Task requirements — Nothing but a number is needed: the count of lines below that include "mRNA".
◆ ◆ ◆ ◆
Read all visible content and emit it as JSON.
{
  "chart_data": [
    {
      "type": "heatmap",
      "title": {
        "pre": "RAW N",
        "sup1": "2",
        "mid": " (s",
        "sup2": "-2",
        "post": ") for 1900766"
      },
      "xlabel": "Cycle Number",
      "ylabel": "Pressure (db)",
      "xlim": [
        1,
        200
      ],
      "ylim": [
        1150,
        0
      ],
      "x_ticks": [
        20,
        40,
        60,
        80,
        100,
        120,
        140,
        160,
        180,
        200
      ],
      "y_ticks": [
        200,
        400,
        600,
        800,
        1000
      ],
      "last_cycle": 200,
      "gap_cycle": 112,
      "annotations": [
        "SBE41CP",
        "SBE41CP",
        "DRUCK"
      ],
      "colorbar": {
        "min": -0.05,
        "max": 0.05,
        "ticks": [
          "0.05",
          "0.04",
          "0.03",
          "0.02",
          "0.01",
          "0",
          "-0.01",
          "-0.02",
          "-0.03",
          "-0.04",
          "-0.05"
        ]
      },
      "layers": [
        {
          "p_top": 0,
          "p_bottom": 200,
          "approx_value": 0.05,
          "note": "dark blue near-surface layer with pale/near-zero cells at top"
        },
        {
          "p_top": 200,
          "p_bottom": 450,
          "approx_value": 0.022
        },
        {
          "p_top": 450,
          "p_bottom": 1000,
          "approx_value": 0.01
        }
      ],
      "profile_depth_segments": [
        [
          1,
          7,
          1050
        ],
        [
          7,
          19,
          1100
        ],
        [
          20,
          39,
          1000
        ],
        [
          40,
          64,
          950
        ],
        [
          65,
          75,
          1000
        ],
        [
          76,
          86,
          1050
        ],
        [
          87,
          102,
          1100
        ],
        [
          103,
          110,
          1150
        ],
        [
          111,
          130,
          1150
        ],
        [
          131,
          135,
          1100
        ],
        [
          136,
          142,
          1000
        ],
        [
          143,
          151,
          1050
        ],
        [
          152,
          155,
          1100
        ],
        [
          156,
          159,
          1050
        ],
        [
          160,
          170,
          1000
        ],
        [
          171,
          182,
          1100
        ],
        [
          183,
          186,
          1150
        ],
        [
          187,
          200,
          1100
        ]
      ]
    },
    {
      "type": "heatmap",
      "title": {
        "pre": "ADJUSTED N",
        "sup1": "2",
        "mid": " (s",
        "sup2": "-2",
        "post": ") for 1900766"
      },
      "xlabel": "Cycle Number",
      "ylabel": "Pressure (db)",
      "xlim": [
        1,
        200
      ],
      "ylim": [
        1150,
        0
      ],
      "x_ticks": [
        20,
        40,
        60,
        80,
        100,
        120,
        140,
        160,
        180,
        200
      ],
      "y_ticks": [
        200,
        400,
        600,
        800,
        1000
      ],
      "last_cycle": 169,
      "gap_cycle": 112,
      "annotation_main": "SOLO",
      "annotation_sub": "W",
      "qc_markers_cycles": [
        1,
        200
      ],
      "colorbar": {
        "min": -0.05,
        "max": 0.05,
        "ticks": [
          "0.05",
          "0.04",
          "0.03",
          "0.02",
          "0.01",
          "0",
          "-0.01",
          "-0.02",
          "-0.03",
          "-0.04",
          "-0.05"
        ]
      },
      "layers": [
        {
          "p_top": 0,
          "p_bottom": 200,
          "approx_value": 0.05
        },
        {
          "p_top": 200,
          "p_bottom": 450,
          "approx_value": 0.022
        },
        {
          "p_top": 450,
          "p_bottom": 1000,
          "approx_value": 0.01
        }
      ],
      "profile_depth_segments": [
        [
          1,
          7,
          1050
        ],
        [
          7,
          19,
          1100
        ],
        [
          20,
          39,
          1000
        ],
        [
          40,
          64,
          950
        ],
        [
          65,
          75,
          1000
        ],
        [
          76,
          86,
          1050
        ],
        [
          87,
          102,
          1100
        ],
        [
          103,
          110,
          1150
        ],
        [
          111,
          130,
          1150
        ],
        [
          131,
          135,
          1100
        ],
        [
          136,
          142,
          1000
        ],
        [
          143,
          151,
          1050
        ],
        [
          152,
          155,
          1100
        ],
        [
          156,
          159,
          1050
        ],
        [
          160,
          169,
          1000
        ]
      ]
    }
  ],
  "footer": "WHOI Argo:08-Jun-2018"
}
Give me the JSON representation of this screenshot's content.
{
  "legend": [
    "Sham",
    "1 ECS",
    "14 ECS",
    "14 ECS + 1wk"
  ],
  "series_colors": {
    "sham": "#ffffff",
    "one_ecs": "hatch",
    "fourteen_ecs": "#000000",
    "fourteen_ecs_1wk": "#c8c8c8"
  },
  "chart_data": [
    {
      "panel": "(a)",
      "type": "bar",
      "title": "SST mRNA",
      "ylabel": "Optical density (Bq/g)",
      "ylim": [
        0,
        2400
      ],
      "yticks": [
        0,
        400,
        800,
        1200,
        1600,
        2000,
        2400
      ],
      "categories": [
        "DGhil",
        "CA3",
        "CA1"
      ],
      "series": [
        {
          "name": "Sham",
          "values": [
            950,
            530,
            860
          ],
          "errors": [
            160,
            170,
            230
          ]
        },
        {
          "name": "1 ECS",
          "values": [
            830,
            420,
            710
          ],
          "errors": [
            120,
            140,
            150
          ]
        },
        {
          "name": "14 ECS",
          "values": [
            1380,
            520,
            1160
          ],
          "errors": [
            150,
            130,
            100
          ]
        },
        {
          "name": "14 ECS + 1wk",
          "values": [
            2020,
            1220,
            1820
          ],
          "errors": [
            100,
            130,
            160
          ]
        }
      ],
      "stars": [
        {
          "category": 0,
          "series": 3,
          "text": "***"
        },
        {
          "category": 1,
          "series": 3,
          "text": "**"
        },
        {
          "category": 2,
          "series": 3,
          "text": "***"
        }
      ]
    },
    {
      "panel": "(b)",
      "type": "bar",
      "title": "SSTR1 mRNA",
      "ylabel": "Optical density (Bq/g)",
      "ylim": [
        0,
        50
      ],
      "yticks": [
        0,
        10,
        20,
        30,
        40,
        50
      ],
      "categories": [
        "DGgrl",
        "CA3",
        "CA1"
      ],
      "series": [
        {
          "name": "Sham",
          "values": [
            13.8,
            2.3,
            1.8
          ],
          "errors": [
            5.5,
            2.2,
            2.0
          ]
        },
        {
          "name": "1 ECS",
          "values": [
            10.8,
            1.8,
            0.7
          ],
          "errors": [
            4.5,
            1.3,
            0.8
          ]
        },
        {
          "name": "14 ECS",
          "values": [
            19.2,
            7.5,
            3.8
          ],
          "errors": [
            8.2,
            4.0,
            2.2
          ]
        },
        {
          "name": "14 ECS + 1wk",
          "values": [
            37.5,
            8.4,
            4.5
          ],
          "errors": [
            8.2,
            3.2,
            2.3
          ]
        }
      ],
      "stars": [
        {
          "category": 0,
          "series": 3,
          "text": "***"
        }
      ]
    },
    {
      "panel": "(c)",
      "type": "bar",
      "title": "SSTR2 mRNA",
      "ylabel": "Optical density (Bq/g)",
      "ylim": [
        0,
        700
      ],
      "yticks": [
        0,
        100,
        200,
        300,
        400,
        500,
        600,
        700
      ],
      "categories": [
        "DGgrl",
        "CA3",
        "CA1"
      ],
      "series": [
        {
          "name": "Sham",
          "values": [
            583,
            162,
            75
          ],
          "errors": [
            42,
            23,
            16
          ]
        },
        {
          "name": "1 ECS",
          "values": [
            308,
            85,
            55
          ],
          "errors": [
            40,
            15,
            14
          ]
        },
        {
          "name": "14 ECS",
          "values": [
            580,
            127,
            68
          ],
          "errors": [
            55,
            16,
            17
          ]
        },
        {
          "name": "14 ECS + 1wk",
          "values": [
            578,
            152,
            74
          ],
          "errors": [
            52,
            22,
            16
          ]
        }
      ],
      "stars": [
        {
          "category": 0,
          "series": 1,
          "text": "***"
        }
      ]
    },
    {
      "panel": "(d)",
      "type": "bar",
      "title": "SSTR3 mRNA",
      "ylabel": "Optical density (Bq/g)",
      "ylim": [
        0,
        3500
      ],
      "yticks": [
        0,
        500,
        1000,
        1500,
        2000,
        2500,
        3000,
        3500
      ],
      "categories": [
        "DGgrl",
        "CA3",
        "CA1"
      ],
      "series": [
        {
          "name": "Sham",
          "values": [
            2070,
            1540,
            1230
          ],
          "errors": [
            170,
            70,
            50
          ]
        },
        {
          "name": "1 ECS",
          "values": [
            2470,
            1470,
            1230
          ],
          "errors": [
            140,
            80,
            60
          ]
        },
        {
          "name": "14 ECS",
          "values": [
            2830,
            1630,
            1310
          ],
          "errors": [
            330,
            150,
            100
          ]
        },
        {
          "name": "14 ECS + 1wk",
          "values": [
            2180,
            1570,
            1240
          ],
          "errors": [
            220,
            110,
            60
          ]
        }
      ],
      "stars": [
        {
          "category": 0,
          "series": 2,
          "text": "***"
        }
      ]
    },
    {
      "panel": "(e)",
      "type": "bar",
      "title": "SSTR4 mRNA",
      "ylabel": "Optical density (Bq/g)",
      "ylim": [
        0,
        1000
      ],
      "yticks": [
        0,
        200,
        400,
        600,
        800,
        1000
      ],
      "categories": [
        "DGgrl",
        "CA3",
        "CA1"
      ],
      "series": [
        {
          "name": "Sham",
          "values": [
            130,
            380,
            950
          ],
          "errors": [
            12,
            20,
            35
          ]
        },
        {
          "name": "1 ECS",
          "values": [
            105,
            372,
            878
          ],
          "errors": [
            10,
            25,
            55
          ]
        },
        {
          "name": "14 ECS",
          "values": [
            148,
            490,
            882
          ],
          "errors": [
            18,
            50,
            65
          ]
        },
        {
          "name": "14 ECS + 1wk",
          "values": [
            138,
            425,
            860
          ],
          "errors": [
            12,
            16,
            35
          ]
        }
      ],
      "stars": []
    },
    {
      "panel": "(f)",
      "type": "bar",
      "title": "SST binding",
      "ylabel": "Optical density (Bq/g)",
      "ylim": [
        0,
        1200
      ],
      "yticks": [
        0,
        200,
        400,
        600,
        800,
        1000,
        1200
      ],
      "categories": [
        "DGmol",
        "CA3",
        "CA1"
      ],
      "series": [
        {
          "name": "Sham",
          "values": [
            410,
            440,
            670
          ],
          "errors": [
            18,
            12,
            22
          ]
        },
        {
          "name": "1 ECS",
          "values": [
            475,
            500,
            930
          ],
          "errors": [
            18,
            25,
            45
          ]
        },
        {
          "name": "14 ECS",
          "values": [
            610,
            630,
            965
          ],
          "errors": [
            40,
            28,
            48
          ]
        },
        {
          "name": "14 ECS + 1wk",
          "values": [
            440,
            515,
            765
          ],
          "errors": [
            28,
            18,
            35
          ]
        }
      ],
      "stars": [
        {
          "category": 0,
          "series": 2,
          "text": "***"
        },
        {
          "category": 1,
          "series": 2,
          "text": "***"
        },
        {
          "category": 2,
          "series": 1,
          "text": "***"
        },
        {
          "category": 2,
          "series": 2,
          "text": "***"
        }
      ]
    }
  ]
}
◆ ◆ ◆ ◆
Response to the exercise — 5